## Challenge
Write each line out exactly, leaving none out.

━━━━━━

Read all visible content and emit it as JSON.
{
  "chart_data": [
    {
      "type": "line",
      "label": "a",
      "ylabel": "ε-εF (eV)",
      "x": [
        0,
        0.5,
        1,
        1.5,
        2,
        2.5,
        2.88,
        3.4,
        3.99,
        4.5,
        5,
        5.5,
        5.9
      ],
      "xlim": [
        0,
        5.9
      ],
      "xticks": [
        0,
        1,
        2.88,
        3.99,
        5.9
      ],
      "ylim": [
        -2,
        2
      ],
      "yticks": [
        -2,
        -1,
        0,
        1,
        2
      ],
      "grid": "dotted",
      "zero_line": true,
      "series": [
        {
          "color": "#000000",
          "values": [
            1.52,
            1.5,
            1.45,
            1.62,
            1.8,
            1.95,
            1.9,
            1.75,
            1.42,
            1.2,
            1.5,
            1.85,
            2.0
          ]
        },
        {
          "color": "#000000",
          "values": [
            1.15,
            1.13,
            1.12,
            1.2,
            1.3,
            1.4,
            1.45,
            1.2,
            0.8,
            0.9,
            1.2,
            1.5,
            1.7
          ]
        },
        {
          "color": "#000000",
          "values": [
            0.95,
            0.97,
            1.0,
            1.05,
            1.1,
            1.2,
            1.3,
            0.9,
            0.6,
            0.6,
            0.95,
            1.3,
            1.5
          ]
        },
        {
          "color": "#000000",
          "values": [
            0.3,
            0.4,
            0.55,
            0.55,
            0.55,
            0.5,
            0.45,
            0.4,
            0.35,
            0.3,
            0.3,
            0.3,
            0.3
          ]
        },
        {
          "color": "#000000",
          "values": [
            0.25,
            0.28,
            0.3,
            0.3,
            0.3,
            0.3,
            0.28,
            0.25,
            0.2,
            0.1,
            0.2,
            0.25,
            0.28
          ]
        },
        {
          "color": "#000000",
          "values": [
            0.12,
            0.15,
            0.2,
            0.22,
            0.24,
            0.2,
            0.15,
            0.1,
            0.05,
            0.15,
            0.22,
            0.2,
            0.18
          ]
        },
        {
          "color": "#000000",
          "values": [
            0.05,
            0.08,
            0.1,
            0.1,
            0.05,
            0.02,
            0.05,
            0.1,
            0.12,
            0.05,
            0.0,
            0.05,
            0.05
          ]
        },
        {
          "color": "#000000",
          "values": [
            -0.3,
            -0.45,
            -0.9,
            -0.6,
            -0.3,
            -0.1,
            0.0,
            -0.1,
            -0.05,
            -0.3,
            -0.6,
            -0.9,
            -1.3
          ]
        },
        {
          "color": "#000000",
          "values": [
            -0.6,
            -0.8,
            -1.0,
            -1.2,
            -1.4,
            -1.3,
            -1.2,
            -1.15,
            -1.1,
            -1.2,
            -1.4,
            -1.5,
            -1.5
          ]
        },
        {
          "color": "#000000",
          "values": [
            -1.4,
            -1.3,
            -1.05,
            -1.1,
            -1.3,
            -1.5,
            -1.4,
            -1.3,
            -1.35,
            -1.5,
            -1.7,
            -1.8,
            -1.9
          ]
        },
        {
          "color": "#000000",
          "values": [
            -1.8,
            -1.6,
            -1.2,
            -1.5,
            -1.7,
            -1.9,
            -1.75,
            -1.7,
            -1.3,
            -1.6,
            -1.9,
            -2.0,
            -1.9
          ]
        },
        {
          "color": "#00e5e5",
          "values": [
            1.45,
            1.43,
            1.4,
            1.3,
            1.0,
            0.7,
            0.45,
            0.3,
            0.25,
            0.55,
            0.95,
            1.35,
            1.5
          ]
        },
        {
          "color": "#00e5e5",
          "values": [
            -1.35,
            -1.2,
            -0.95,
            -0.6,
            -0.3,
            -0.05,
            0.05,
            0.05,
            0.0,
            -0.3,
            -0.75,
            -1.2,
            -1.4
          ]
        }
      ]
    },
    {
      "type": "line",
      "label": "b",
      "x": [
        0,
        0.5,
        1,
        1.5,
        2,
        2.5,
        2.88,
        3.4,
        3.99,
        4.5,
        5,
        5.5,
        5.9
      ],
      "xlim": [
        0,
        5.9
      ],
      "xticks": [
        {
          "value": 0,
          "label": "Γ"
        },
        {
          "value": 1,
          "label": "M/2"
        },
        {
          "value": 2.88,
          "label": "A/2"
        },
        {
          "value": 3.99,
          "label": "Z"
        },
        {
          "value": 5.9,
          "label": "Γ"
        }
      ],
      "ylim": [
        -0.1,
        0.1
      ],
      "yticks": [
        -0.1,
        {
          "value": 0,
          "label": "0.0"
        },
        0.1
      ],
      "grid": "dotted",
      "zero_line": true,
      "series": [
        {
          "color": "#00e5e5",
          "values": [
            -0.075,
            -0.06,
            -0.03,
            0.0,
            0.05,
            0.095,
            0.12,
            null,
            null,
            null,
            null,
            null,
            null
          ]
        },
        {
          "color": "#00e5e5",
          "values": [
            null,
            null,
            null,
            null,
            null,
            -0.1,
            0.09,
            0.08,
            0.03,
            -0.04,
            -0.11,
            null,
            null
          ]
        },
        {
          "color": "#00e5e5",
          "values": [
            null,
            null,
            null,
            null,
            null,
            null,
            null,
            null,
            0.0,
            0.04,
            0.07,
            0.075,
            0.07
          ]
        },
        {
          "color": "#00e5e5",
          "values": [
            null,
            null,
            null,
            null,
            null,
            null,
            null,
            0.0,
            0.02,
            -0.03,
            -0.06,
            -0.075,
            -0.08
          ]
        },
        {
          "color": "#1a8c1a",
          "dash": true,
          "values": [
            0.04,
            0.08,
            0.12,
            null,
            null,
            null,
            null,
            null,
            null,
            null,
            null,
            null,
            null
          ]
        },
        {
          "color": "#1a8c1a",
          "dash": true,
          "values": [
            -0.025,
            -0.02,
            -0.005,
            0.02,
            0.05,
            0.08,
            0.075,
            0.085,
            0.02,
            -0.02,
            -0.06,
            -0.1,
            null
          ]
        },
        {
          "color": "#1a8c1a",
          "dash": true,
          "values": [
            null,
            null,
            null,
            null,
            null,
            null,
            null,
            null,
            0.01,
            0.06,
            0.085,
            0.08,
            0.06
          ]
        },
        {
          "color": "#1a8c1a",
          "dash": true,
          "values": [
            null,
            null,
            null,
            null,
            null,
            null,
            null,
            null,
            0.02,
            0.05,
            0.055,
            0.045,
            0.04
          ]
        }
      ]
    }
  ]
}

━━━━━━

## Answer for this exercise
Read all visible content and emit it as JSON.
{
  "chart_data": [
    {
      "type": "line",
      "label": "a",
      "ylabel": "ε-εF (eV)",
      "x": [
        0,
        0.5,
        1,
        1.5,
        2,
        2.5,
        2.88,
        3.4,
        3.99,
        4.5,
        5,
        5.5,
        5.9
      ],
      "xlim": [
        0,
        5.9
      ],
      "xticks": [
        0,
        1,
        2.88,
        3.99,
        5.9
      ],
      "ylim": [
        -2,
        2
      ],
      "yticks": [
        -2,
        -1,
        0,
        1,
        2
      ],
      "grid": "dotted",
      "zero_line": true,
      "series": [
        {
          "color": "#000000",
          "values": [
            1.52,
            1.5,
            1.45,
            1.62,
            1.8,
            1.95,
            1.9,
            1.75,
            1.42,
            1.2,
            1.5,
            1.85,
            2.0
          ]
        },
        {
          "color": "#000000",
          "values": [
            1.15,
            1.13,
            1.12,
            1.2,
            1.3,
            1.4,
            1.45,
            1.2,
            0.8,
            0.9,
            1.2,
            1.5,
            1.7
          ]
        },
        {
          "color": "#000000",
          "values": [
            0.95,
            0.97,
            1.0,
            1.05,
            1.1,
            1.2,
            1.3,
            0.9,
            0.6,
            0.6,
            0.95,
            1.3,
            1.5
          ]
        },
        {
          "color": "#000000",
          "values": [
            0.3,
            0.4,
            0.55,
            0.55,
            0.55,
            0.5,
            0.45,
            0.4,
            0.35,
            0.3,
            0.3,
            0.3,
            0.3
          ]
        },
        {
          "color": "#000000",
          "values": [
            0.25,
            0.28,
            0.3,
            0.3,
            0.3,
            0.3,
            0.28,
            0.25,
            0.2,
            0.1,
            0.2,
            0.25,
            0.28
          ]
        },
        {
          "color": "#000000",
          "values": [
            0.12,
            0.15,
            0.2,
            0.22,
            0.24,
            0.2,
            0.15,
            0.1,
            0.05,
            0.15,
            0.22,
            0.2,
            0.18
          ]
        },
        {
          "color": "#000000",
          "values": [
            0.05,
            0.08,
            0.1,
            0.1,
            0.05,
            0.02,
            0.05,
            0.1,
            0.12,
            0.05,
            0.0,
            0.05,
            0.05
          ]
        },
        {
          "color": "#000000",
          "values": [
            -0.3,
            -0.45,
            -0.9,
            -0.6,
            -0.3,
            -0.1,
            0.0,
            -0.1,
            -0.05,
            -0.3,
            -0.6,
            -0.9,
            -1.3
          ]
        },
        {
          "color": "#000000",
          "values": [
            -0.6,
            -0.8,
            -1.0,
            -1.2,
            -1.4,
            -1.3,
            -1.2,
            -1.15,
            -1.1,
            -1.2,
            -1.4,
            -1.5,
            -1.5
          ]
        },
        {
          "color": "#000000",
          "values": [
            -1.4,
            -1.3,
            -1.05,
            -1.1,
            -1.3,
            -1.5,
            -1.4,
            -1.3,
            -1.35,
            -1.5,
            -1.7,
            -1.8,
            -1.9
          ]
        },
        {
          "color": "#000000",
          "values": [
            -1.8,
            -1.6,
            -1.2,
            -1.5,
            -1.7,
            -1.9,
            -1.75,
            -1.7,
            -1.3,
            -1.6,
            -1.9,
            -2.0,
            -1.9
          ]
        },
        {
          "color": "#00e5e5",
          "values": [
            1.45,
            1.43,
            1.4,
            1.3,
            1.0,
            0.7,
            0.45,
            0.3,
            0.25,
            0.55,
            0.95,
            1.35,
            1.5
          ]
        },
        {
          "color": "#00e5e5",
          "values": [
            -1.35,
            -1.2,
            -0.95,
            -0.6,
            -0.3,
            -0.05,
            0.05,
            0.05,
            0.0,
            -0.3,
            -0.75,
            -1.2,
            -1.4
          ]
        }
      ]
    },
    {
      "type": "line",
      "label": "b",
      "x": [
        0,
        0.5,
        1,
        1.5,
        2,
        2.5,
        2.88,
        3.4,
        3.99,
        4.5,
        5,
        5.5,
        5.9
      ],
      "xlim": [
        0,
        5.9
      ],
      "xticks": [
        {
          "value": 0,
          "label": "Γ"
        },
        {
          "value": 1,
          "label": "M/2"
        },
        {
          "value": 2.88,
          "label": "A/2"
        },
        {
          "value": 3.99,
          "label": "Z"
        },
        {
          "value": 5.9,
          "label": "Γ"
        }
      ],
      "ylim": [
        -0.1,
        0.1
      ],
      "yticks": [
        -0.1,
        {
          "value": 0,
          "label": "0.0"
        },
        0.1
      ],
      "grid": "dotted",
      "zero_line": true,
      "series": [
        {
          "color": "#00e5e5",
          "values": [
            -0.075,
            -0.06,
            -0.03,
            0.0,
            0.05,
            0.095,
            0.12,
            null,
            null,
            null,
            null,
            null,
            null
          ]
        },
        {
          "color": "#00e5e5",
          "values": [
            null,
            null,
            null,
            null,
            null,
            -0.1,
            0.09,
            0.08,
            0.03,
            -0.04,
            -0.11,
            null,
            null
          ]
        },
        {
          "color": "#00e5e5",
          "values": [
            null,
            null,
            null,
            null,
            null,
            null,
            null,
            null,
            0.0,
            0.04,
            0.07,
            0.075,
            0.07
          ]
        },
        {
          "color": "#00e5e5",
          "values": [
            null,
            null,
            null,
            null,
            null,
            null,
            null,
            0.0,
            0.02,
            -0.03,
            -0.06,
            -0.075,
            -0.08
          ]
        },
        {
          "color": "#1a8c1a",
          "dash": true,
          "values": [
            0.04,
            0.08,
            0.12,
            null,
            null,
            null,
            null,
            null,
            null,
            null,
            null,
            null,
            null
          ]
        },
        {
          "color": "#1a8c1a",
          "dash": true,
          "values": [
            -0.025,
            -0.02,
            -0.005,
            0.02,
            0.05,
            0.08,
            0.075,
            0.085,
            0.02,
            -0.02,
            -0.06,
            -0.1,
            null
          ]
        },
        {
          "color": "#1a8c1a",
          "dash": true,
          "values": [
            null,
            null,
            null,
            null,
            null,
            null,
            null,
            null,
            0.01,
            0.06,
            0.085,
            0.08,
            0.06
          ]
        },
        {
          "color": "#1a8c1a",
          "dash": true,
          "values": [
            null,
            null,
            null,
            null,
            null,
            null,
            null,
            null,
            0.02,
            0.05,
            0.055,
            0.045,
            0.04
          ]
        }
      ]
    }
  ]
}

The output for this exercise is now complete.